## Список заданий
• A. Сколько времени понадобилось, согласно отрывку о Резанове, чтобы установить на «Неве» новые мачты?
• B. Согласуются ли с отрывком о Резанове следующие утверждения? (i) Курляндцев просил отправить его обратно в Петербург сухим путем. (ii) Новые мачты для «Невы» были сделаны из сосны. (iii) Переезд на корабль был назначен на 2 февраля 1804 года. Для каждого ответьте «да» или «нет» и дословно процитируйте решающие слова отрывка.
• C. Напишите продолжение отрывка о Резанове, начав сразу после его последнего предложения.

Курляндцев при первом же удобном случае рассказал Резанову, что его посадили под арест за то, что он осмелился однажды .пожаловаться камергеру на грубость поручика Толстого.
— Это какой-то сумасшедший корабль, — сказал он, — как только прибудем на Камчатку, прошу вашего согласия, ваше превосходительство, освободить меня и отправить обратно в Петербург сухим путем. Оставаться на корабле я не могу.
Подобное поведение в отношении академика Курляндцева было совершенно необъяснимо. Человек с мировым именем подвергся совершенно бессмысленным оскорблениям. Резанов, переехав в дом губернатора, написал пространный рапорт директорам Российско-Американской компании и товарищу морского министра Чичагову. Он писал ему:
«Милостивый Государь, Павел Васильевич, — известная мне ваша справедливость обнадеживает меня, что от множества упражнений ваших на пользу отечества уделите вы несколько времени и на рассмотрение утесненного моего положения: я просил господ директоров компании объяснить вам страдания мои, будьте Ваше Превосходительство, моим судьею и подивитесь, что самые кроткие меры мною с самого начала предпринятые не могли обуздать буйства. Я стыжусь повторять здесь то, что выносить уже я решился. Теперь чувствую я в полной мере следствия беспорядка начавшегося еще при устроении сея экспедиции и уверен, что ежели б Ваше Превосходительство имели в отправлении оной принадлежащее вам участие, тогда б занимался я одним делом и избавлен бы был пустых переписок»…
В письме своем с острова Святой Екатерины главному правлению компании Резанов писал, что создавшаяся на корабле обстановка заставляет его принять новое решение, а именно — после окончания своей Миссии в Японии сойти с корабля в Петропавловске-на-Камчатке и предоставив Крузенштерну самому идти с грузом мехов в китайский город Кантон и Дальше, возвращаться в Россию — «так как неисполнение его приказаний командирами судов и совершенно своевольные их распоряжения представляют множество неудобств к дальнейшему начальствованию его экспедицией».
Шесть недель прошло, прежде чем наконец удалось установить на «Неве» новые мачты. Невыразимо трудно было тащить две срубленных мачты из красного дерева волоком из леса в гавань, а потом устанавливать их на корабле, не имея ни кранов, ни блоков. Тем не менее мачты были поставлены, и корабли приготовлены к выходу в море. Резанов со своей свитой опять переселился на «Надежду». Нужно отметить, что губернатор острова оказывал ему поистине царские почести. В день, когда был назначен переезд на корабль, 2 февраля 1804 года, с раннего утра у дома губернатора был собран полк солдат местного гарнизона, который был выстроен шпалерами до самой пристани.
Когда Резанов в сопровождении губернатора вышел из дома и направился к пристани, ему были оказаны воинские почести с барабанным боем и преклонением знамен. Все время пока Резанов с губернатором следовали на шлюпке к «Надежде», крепостные батареи грохотали бесчисленными салютами посланцу русского императора.

## Данные

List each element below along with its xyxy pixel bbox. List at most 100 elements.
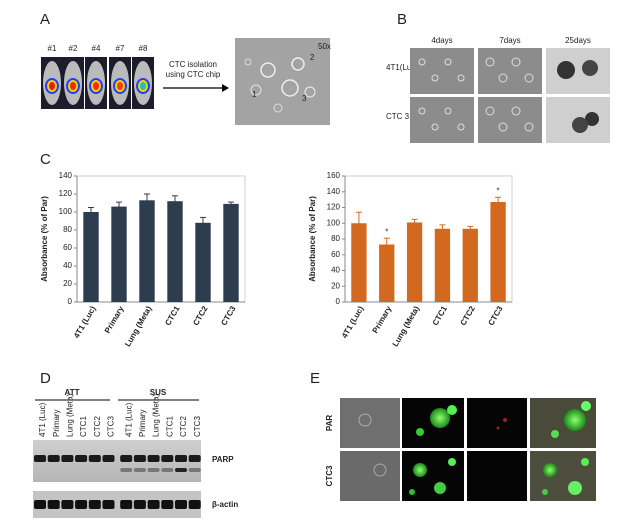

## Ответы к заданиям
• A. Шесть недель.

• B.
(i) Да: «освободить меня и отправить обратно в Петербург сухим путем».
(ii) Нет: «две срубленных мачты из красного дерева».
(iii) Да: «В день, когда был назначен переезд на корабль, 2 февраля 1804 года».

• C.
На корабле губернатору был предложен чай, после чего он отбыл на берег под гром салюта в одиннадцать выстрелов.
4 февраля корабли снялись с якоря и покинули гостеприимный остров Святой Екатерины. Путь их теперь лежал прямо к мысу Горн, самой южной точке Америки.
ГЛАВА ШЕСТАЯ: В
ТИХОМ ОКЕАНЕ1
В первый раз в истории русского мореходства два русских корабля обогнули бурный мыс Горн и перешли из Атлантического в Тихий океан. Эта дата, 3 марта 1804 года, навсегда записана в анналы русского морского флота вместе с названиями кораблей «Надежда» и «Нева» и именами обоих капитанов — Крузенштерна и Лисянского.
Труден был переход. Суровый океан с яростью встретил два утлых судна; волны, горами подымавшиеся над палубами кораблей, с грохотом обрушивались и, казалось, в щепки разбивали их, но они, как пробка, опять вскакивали на гребень волны и упрямо двигались вперед. Насколько тяжел был этот переход можно судить по тому, что корабли вышли на широту мыса Горн еще 26 февраля, но беспрерывные штормы точно задались целью помешать их историческому плаванию. Комиссионер компании Коробицын позже писал, что в результате яростных штормов корабли претерпели довольно серьезные повреждения. Коробицын, однако, был скуп на слова и довольно сухо описал эти события, добавив в конце следующее: «А в рассуждении суровости климата оное казалось скучным, как-то: крепкий ветер, град, снег и дождь — всио вместе. Но все оное матросы наши презирая, отправляли свою должность с бодростью духа, коим на сей случай для подкрепления сверх положенного выдавалось еще в день порцыя водки».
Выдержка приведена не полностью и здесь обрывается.